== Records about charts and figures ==
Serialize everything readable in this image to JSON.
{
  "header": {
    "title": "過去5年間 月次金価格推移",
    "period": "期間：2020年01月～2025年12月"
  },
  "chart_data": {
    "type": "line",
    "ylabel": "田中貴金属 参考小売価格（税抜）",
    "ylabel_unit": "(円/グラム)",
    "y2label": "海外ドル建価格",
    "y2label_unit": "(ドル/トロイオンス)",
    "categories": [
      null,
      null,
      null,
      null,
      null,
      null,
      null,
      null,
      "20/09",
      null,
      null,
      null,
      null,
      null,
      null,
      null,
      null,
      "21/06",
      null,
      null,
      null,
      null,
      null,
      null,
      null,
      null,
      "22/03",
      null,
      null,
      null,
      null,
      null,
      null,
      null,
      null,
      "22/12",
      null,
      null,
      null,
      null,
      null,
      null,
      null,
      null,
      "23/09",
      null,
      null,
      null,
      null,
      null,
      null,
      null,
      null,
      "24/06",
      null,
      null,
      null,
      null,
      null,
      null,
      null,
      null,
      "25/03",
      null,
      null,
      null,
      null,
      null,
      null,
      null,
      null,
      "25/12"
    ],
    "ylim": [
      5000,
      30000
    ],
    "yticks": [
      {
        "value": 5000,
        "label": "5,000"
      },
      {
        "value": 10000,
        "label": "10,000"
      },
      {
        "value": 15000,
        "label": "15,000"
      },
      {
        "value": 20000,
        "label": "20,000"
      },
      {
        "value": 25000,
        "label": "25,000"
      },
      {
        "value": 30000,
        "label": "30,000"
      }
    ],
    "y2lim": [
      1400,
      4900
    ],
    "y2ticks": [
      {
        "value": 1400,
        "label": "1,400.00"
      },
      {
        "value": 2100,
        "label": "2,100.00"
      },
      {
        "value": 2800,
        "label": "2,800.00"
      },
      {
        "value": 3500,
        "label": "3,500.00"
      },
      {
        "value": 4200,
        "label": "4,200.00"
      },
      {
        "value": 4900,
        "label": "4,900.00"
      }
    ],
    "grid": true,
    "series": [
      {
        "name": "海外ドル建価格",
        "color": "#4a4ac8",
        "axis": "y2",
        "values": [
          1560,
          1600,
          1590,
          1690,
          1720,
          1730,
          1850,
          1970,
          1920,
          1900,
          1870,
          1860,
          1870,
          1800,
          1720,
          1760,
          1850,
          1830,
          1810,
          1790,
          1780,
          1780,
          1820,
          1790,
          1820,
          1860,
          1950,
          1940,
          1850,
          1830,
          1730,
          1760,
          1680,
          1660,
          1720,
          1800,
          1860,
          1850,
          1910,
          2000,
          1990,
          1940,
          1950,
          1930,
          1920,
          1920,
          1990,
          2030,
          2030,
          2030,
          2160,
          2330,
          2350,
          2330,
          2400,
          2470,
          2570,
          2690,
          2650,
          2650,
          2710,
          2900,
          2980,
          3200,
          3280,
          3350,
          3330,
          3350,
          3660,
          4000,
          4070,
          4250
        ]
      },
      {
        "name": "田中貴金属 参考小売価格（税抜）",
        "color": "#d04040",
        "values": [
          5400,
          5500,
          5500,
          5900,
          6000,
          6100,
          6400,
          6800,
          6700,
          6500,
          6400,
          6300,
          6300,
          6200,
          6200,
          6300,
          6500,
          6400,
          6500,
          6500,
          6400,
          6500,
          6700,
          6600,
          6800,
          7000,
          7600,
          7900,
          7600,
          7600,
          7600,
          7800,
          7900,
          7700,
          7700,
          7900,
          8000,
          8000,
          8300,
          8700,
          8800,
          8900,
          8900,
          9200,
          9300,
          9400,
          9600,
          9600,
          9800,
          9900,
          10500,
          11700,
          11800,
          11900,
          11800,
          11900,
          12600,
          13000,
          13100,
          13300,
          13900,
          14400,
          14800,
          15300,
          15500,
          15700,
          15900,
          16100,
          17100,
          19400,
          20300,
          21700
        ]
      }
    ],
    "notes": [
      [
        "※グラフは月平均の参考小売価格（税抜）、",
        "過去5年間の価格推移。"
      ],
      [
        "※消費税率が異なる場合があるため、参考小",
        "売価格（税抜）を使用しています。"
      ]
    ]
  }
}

== DIRECTIVE ==
Check every line for "田中貴金属" and show the ones that have it.

== RESPONSE ==
    "ylabel": "田中貴金属 参考小売価格（税抜）",
        "name": "田中貴金属 参考小売価格（税抜）",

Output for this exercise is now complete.